TASK OBJECTIVE -
Return every record verbatim.

SUPPLIED RECORDS -
+++

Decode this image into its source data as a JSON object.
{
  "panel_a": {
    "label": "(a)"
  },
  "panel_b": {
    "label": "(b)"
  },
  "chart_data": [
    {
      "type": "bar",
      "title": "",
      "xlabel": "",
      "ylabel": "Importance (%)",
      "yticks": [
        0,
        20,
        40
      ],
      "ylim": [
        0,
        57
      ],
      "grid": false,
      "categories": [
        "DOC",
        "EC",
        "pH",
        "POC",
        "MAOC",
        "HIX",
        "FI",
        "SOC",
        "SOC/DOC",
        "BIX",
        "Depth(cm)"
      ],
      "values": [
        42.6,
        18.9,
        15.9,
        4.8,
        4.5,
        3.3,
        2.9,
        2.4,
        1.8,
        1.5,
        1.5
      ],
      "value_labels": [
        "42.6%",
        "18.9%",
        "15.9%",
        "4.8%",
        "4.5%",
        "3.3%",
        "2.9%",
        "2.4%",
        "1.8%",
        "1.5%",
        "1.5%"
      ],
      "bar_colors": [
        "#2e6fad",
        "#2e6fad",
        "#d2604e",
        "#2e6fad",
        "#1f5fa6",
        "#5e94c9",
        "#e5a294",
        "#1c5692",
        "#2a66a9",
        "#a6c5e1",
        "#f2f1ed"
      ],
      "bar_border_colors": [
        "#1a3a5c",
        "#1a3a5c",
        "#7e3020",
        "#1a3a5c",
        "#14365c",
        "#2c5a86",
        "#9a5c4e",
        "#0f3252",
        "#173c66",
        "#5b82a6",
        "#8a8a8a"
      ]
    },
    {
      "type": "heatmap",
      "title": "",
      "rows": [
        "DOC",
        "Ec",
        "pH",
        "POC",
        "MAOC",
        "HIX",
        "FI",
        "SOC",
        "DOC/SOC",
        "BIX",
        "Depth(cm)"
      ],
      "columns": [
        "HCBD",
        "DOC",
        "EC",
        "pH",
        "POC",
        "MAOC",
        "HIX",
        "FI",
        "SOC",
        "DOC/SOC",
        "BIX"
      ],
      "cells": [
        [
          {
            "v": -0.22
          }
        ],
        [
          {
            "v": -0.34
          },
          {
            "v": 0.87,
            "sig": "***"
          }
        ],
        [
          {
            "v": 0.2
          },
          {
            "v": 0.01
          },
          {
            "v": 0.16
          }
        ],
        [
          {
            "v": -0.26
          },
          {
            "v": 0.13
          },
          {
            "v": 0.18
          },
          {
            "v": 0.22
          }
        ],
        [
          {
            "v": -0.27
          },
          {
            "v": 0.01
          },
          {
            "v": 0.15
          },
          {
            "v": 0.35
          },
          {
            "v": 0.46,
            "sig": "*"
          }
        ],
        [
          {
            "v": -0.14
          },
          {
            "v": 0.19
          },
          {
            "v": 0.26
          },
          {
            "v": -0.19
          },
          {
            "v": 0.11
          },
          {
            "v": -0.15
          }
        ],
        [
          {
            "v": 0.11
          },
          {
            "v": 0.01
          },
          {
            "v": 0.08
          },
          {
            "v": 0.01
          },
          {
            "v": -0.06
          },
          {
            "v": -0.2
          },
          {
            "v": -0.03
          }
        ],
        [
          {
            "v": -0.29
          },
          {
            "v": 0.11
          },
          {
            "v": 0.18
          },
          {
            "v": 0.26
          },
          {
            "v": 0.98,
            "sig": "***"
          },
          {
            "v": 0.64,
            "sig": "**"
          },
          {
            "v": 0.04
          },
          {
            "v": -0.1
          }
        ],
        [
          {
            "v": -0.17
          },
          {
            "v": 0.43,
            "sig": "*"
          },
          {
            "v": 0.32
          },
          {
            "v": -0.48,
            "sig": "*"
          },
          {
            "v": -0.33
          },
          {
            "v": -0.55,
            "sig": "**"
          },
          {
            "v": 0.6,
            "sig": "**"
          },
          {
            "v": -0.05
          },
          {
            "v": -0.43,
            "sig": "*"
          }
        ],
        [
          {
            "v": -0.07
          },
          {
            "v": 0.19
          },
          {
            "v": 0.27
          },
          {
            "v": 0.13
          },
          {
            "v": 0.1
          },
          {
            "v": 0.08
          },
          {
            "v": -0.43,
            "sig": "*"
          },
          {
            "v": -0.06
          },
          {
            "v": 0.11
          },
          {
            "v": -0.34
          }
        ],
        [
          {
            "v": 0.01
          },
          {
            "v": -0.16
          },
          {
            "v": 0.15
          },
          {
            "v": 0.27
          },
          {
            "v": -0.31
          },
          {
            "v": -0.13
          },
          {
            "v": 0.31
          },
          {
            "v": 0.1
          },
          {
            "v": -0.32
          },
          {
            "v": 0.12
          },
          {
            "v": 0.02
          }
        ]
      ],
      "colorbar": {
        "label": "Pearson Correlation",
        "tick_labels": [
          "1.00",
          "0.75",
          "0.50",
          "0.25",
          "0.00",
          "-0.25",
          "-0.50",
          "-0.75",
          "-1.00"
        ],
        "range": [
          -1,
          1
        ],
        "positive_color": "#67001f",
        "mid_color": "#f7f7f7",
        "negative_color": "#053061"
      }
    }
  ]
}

+++

WRITTEN ANSWER -
Decode this image into its source data as a JSON object.
{
  "panel_a": {
    "label": "(a)"
  },
  "panel_b": {
    "label": "(b)"
  },
  "chart_data": [
    {
      "type": "bar",
      "title": "",
      "xlabel": "",
      "ylabel": "Importance (%)",
      "yticks": [
        0,
        20,
        40
      ],
      "ylim": [
        0,
        57
      ],
      "grid": false,
      "categories": [
        "DOC",
        "EC",
        "pH",
        "POC",
        "MAOC",
        "HIX",
        "FI",
        "SOC",
        "SOC/DOC",
        "BIX",
        "Depth(cm)"
      ],
      "values": [
        42.6,
        18.9,
        15.9,
        4.8,
        4.5,
        3.3,
        2.9,
        2.4,
        1.8,
        1.5,
        1.5
      ],
      "value_labels": [
        "42.6%",
        "18.9%",
        "15.9%",
        "4.8%",
        "4.5%",
        "3.3%",
        "2.9%",
        "2.4%",
        "1.8%",
        "1.5%",
        "1.5%"
      ],
      "bar_colors": [
        "#2e6fad",
        "#2e6fad",
        "#d2604e",
        "#2e6fad",
        "#1f5fa6",
        "#5e94c9",
        "#e5a294",
        "#1c5692",
        "#2a66a9",
        "#a6c5e1",
        "#f2f1ed"
      ],
      "bar_border_colors": [
        "#1a3a5c",
        "#1a3a5c",
        "#7e3020",
        "#1a3a5c",
        "#14365c",
        "#2c5a86",
        "#9a5c4e",
        "#0f3252",
        "#173c66",
        "#5b82a6",
        "#8a8a8a"
      ]
    },
    {
      "type": "heatmap",
      "title": "",
      "rows": [
        "DOC",
        "Ec",
        "pH",
        "POC",
        "MAOC",
        "HIX",
        "FI",
        "SOC",
        "DOC/SOC",
        "BIX",
        "Depth(cm)"
      ],
      "columns": [
        "HCBD",
        "DOC",
        "EC",
        "pH",
        "POC",
        "MAOC",
        "HIX",
        "FI",
        "SOC",
        "DOC/SOC",
        "BIX"
      ],
      "cells": [
        [
          {
            "v": -0.22
          }
        ],
        [
          {
            "v": -0.34
          },
          {
            "v": 0.87,
            "sig": "***"
          }
        ],
        [
          {
            "v": 0.2
          },
          {
            "v": 0.01
          },
          {
            "v": 0.16
          }
        ],
        [
          {
            "v": -0.26
          },
          {
            "v": 0.13
          },
          {
            "v": 0.18
          },
          {
            "v": 0.22
          }
        ],
        [
          {
            "v": -0.27
          },
          {
            "v": 0.01
          },
          {
            "v": 0.15
          },
          {
            "v": 0.35
          },
          {
            "v": 0.46,
            "sig": "*"
          }
        ],
        [
          {
            "v": -0.14
          },
          {
            "v": 0.19
          },
          {
            "v": 0.26
          },
          {
            "v": -0.19
          },
          {
            "v": 0.11
          },
          {
            "v": -0.15
          }
        ],
        [
          {
            "v": 0.11
          },
          {
            "v": 0.01
          },
          {
            "v": 0.08
          },
          {
            "v": 0.01
          },
          {
            "v": -0.06
          },
          {
            "v": -0.2
          },
          {
            "v": -0.03
          }
        ],
        [
          {
            "v": -0.29
          },
          {
            "v": 0.11
          },
          {
            "v": 0.18
          },
          {
            "v": 0.26
          },
          {
            "v": 0.98,
            "sig": "***"
          },
          {
            "v": 0.64,
            "sig": "**"
          },
          {
            "v": 0.04
          },
          {
            "v": -0.1
          }
        ],
        [
          {
            "v": -0.17
          },
          {
            "v": 0.43,
            "sig": "*"
          },
          {
            "v": 0.32
          },
          {
            "v": -0.48,
            "sig": "*"
          },
          {
            "v": -0.33
          },
          {
            "v": -0.55,
            "sig": "**"
          },
          {
            "v": 0.6,
            "sig": "**"
          },
          {
            "v": -0.05
          },
          {
            "v": -0.43,
            "sig": "*"
          }
        ],
        [
          {
            "v": -0.07
          },
          {
            "v": 0.19
          },
          {
            "v": 0.27
          },
          {
            "v": 0.13
          },
          {
            "v": 0.1
          },
          {
            "v": 0.08
          },
          {
            "v": -0.43,
            "sig": "*"
          },
          {
            "v": -0.06
          },
          {
            "v": 0.11
          },
          {
            "v": -0.34
          }
        ],
        [
          {
            "v": 0.01
          },
          {
            "v": -0.16
          },
          {
            "v": 0.15
          },
          {
            "v": 0.27
          },
          {
            "v": -0.31
          },
          {
            "v": -0.13
          },
          {
            "v": 0.31
          },
          {
            "v": 0.1
          },
          {
            "v": -0.32
          },
          {
            "v": 0.12
          },
          {
            "v": 0.02
          }
        ]
      ],
      "colorbar": {
        "label": "Pearson Correlation",
        "tick_labels": [
          "1.00",
          "0.75",
          "0.50",
          "0.25",
          "0.00",
          "-0.25",
          "-0.50",
          "-0.75",
          "-1.00"
        ],
        "range": [
          -1,
          1
        ],
        "positive_color": "#67001f",
        "mid_color": "#f7f7f7",
        "negative_color": "#053061"
      }
    }
  ]
}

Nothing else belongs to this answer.